■ Provided records
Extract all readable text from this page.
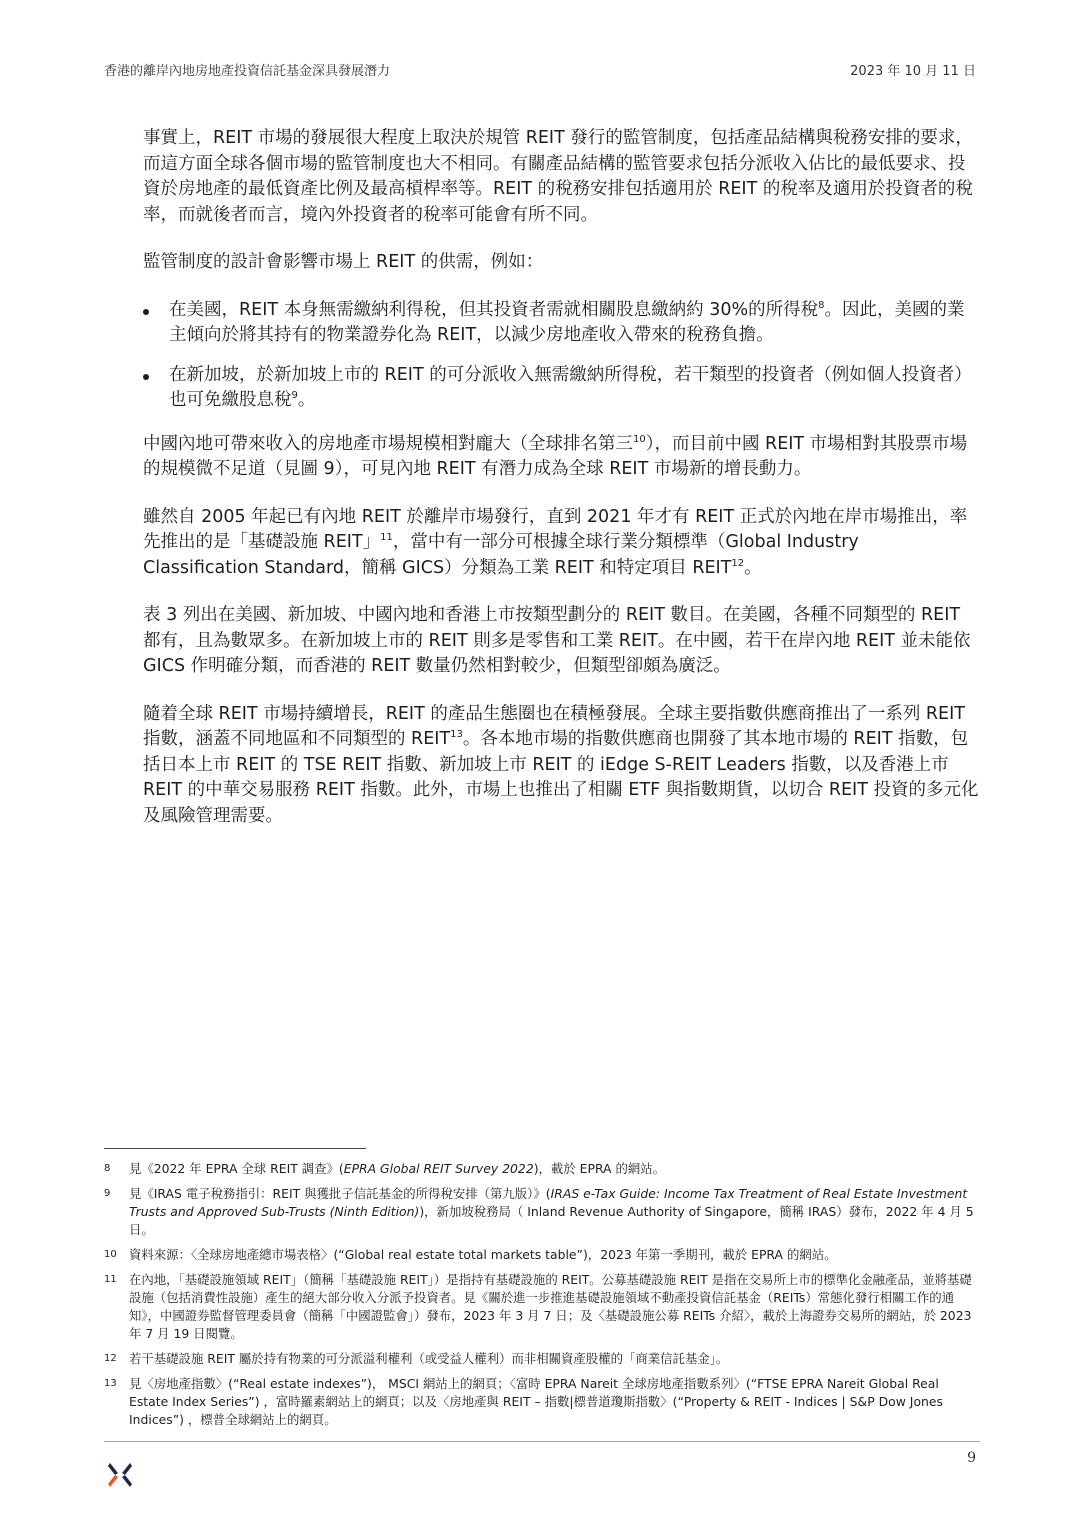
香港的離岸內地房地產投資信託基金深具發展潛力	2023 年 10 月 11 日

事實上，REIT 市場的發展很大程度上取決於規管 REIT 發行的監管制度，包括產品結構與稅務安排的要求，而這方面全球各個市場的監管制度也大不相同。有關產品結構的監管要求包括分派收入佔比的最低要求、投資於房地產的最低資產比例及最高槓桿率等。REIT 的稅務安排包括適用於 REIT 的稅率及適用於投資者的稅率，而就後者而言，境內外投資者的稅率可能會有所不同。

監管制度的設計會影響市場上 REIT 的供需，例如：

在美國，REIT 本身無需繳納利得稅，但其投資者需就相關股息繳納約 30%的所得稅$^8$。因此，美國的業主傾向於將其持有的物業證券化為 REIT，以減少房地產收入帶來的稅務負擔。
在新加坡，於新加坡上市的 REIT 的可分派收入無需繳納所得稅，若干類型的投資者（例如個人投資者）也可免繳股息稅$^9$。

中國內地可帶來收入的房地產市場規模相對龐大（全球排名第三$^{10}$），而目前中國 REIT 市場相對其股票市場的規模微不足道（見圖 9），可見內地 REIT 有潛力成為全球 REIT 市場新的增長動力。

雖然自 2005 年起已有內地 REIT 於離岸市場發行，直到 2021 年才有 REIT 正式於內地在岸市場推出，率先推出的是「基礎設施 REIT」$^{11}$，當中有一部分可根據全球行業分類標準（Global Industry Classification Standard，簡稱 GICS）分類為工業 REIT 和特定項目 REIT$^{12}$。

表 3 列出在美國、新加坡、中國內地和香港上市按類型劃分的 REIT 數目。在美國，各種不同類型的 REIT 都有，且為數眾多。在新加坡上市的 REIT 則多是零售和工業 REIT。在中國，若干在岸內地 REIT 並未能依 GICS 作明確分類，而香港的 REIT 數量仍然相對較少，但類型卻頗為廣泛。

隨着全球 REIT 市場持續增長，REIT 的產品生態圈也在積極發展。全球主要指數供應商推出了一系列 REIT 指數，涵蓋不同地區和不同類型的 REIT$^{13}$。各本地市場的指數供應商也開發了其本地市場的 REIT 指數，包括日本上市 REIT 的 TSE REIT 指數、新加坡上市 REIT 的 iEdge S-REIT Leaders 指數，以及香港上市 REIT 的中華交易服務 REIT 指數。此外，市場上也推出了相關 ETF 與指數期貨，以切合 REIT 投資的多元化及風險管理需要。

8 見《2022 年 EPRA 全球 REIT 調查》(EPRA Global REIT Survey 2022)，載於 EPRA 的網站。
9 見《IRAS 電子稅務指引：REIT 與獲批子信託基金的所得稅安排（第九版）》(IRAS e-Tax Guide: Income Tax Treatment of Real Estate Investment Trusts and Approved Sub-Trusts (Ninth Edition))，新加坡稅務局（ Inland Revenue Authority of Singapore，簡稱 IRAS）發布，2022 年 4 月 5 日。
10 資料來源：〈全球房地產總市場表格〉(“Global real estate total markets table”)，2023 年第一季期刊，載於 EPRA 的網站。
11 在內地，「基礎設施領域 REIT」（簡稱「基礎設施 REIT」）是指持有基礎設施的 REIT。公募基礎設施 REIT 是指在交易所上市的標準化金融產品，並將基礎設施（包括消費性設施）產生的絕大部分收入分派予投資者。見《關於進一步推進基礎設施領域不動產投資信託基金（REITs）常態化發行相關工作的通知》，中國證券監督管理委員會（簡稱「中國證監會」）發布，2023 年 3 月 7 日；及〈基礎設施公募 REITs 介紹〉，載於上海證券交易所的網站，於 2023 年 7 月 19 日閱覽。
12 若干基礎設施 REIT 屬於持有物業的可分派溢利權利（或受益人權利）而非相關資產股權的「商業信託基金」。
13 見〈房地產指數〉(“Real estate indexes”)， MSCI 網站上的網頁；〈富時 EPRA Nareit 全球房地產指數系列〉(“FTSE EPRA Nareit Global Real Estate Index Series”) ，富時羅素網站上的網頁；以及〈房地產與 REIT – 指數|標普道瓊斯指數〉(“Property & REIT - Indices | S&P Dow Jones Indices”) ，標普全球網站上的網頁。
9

■ The exercise
Extract every line containing the string "Global" from the material.

■ Reply
雖然自 2005 年起已有內地 REIT 於離岸市場發行，直到 2021 年才有 REIT 正式於內地在岸市場推出，率先推出的是「基礎設施 REIT」$^{11}$，當中有一部分可根據全球行業分類標準（Global Industry Classification Standard，簡稱 GICS）分類為工業 REIT 和特定項目 REIT$^{12}$。
8 見《2022 年 EPRA 全球 REIT 調查》(EPRA Global REIT Survey 2022)，載於 EPRA 的網站。
10 資料來源：〈全球房地產總市場表格〉(“Global real estate total markets table”)，2023 年第一季期刊，載於 EPRA 的網站。
13 見〈房地產指數〉(“Real estate indexes”)， MSCI 網站上的網頁；〈富時 EPRA Nareit 全球房地產指數系列〉(“FTSE EPRA Nareit Global Real Estate Index Series”) ，富時羅素網站上的網頁；以及〈房地產與 REIT – 指數|標普道瓊斯指數〉(“Property & REIT - Indices | S&P Dow Jones Indices”) ，標普全球網站上的網頁。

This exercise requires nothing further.